> TASK TO CARRY OUT:
Examine the entries and show every line in which the word "color" is found.
— START OF DATA EXCERPTS —
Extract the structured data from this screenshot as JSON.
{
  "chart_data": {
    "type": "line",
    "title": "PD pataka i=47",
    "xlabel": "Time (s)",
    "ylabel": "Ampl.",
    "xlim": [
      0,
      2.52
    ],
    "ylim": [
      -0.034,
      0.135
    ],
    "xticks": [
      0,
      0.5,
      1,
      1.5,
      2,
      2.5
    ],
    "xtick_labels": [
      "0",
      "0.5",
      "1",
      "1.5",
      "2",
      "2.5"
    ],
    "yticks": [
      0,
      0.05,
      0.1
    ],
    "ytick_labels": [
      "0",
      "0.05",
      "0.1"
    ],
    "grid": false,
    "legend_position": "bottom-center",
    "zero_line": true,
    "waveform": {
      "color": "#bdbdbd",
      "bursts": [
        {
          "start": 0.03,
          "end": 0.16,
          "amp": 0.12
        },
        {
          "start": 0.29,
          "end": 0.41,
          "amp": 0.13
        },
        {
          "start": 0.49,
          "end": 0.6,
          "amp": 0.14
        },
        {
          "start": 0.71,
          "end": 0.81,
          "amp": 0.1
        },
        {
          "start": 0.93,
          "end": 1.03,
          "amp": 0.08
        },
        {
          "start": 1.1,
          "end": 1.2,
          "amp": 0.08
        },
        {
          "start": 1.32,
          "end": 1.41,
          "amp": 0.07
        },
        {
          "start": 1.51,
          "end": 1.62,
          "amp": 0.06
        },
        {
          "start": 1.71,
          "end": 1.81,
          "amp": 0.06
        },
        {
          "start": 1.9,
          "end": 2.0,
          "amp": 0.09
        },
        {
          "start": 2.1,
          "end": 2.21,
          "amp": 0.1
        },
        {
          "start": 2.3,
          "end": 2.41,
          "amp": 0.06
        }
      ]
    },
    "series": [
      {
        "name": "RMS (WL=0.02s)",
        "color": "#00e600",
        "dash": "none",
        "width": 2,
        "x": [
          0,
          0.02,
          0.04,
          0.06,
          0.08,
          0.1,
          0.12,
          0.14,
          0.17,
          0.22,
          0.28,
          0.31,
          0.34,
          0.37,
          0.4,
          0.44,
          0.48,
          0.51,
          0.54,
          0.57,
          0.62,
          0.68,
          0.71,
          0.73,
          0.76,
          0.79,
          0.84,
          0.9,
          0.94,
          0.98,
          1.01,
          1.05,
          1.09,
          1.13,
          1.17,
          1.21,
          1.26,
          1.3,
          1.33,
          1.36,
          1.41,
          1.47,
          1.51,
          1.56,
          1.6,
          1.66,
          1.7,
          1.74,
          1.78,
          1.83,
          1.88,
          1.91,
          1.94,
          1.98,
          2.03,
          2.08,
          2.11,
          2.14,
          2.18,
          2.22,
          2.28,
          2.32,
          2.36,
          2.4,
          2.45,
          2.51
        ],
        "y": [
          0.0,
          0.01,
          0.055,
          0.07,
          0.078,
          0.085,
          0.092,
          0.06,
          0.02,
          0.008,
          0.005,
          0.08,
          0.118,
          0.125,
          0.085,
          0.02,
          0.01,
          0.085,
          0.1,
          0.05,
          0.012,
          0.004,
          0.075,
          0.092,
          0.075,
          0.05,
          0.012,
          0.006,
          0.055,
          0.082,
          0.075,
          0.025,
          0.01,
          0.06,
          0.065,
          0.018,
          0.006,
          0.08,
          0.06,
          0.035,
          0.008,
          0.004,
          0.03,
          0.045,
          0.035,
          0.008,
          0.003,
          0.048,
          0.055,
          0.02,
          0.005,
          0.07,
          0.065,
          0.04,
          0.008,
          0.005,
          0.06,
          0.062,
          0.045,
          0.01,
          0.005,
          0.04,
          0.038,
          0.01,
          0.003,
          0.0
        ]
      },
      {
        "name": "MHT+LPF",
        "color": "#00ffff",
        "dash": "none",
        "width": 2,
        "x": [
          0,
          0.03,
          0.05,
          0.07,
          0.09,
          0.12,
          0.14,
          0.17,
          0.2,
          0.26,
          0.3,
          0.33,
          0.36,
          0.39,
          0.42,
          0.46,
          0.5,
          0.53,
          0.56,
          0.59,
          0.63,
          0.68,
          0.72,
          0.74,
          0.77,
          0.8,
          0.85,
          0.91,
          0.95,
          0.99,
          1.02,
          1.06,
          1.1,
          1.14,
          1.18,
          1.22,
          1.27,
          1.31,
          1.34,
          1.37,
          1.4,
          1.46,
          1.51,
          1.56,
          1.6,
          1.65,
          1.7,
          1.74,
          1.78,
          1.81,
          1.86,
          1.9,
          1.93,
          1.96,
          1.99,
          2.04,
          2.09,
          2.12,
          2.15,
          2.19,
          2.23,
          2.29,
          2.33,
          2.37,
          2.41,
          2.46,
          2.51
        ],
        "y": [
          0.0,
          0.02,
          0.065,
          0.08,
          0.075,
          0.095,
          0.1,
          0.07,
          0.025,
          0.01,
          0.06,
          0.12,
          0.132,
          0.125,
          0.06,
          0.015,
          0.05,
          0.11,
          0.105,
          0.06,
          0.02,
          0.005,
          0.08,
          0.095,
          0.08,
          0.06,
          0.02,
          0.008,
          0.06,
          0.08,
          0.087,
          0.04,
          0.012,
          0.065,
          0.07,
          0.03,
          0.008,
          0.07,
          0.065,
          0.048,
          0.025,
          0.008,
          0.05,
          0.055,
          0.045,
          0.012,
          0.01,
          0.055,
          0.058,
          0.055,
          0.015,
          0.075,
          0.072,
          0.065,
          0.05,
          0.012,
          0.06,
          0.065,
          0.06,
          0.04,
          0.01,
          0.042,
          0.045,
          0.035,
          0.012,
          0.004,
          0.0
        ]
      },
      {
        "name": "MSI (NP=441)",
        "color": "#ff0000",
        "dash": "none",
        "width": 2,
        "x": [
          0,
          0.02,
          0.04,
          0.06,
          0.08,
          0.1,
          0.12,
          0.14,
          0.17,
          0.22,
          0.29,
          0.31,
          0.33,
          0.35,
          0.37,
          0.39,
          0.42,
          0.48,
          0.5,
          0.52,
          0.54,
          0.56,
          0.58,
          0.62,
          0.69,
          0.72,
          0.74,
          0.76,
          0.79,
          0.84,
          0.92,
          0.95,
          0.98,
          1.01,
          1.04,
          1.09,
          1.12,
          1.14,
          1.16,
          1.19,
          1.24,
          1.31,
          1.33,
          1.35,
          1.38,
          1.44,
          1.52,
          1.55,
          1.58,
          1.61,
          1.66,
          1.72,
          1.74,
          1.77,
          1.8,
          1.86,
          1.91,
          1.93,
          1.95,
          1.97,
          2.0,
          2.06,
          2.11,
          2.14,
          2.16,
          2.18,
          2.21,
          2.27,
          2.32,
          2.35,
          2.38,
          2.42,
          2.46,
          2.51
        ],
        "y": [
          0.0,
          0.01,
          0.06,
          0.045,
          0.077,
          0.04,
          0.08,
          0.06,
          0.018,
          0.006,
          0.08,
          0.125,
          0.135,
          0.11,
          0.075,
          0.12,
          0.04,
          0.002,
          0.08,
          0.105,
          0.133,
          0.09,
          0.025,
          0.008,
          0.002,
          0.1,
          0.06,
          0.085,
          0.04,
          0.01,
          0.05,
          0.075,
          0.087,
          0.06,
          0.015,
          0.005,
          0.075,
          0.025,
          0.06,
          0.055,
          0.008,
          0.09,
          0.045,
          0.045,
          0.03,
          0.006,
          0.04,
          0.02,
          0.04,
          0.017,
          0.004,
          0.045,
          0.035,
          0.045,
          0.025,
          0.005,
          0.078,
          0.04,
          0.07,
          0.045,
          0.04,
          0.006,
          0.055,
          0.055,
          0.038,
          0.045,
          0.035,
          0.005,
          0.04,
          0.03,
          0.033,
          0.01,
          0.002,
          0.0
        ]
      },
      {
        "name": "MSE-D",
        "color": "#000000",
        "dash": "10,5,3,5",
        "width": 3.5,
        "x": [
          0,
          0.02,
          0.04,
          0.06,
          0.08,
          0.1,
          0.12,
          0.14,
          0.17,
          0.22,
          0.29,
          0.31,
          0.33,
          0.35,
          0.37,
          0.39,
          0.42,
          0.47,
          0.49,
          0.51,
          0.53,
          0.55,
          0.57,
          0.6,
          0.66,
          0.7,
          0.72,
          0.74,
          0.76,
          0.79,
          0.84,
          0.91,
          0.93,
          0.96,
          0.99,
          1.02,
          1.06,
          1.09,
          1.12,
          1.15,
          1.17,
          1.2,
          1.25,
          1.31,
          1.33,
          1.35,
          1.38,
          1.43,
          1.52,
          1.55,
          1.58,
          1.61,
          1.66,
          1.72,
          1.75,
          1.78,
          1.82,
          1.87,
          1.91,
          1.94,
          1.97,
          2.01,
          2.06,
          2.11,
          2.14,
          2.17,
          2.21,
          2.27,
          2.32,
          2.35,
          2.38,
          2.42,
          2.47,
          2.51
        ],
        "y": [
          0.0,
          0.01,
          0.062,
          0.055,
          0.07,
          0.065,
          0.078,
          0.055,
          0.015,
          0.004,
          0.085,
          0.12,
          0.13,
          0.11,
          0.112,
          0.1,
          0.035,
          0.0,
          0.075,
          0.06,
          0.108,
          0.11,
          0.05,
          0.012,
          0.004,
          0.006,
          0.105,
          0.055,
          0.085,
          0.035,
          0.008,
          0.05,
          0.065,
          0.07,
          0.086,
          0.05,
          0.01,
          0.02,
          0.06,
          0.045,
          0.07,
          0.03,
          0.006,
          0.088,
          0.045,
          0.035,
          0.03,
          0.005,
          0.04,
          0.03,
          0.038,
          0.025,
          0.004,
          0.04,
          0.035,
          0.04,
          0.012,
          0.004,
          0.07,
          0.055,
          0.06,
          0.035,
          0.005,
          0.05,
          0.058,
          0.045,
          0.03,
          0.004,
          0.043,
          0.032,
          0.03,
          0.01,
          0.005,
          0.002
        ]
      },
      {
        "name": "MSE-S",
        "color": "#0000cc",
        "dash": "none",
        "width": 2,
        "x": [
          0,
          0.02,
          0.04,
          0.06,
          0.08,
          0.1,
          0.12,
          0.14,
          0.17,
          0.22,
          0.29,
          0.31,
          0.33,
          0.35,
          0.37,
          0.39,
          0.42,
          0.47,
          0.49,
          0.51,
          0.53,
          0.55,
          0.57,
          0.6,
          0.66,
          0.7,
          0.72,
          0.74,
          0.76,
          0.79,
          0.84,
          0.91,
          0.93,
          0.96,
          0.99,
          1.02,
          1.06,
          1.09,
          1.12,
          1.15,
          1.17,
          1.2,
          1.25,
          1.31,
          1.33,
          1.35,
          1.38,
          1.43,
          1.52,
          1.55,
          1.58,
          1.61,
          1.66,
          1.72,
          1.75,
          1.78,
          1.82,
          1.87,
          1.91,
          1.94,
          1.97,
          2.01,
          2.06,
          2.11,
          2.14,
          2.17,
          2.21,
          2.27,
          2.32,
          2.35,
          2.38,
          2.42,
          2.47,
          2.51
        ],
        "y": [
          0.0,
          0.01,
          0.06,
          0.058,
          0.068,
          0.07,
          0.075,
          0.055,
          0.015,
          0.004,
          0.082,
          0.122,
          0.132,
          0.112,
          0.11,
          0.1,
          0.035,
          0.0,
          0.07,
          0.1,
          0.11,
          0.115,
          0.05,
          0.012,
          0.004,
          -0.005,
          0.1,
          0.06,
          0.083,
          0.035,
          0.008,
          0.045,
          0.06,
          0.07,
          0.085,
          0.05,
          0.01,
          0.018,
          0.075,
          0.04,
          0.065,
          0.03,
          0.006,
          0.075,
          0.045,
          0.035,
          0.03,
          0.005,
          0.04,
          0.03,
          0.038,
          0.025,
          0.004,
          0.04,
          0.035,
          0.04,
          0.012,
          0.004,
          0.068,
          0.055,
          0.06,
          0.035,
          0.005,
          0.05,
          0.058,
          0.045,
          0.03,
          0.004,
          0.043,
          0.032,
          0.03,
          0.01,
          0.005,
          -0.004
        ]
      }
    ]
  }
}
— END OF DATA EXCERPTS —
> ANSWER TO THE TASK:
      "color": "#bdbdbd",
        "color": "#00e600",
        "color": "#00ffff",
        "color": "#ff0000",
        "color": "#000000",
        "color": "#0000cc",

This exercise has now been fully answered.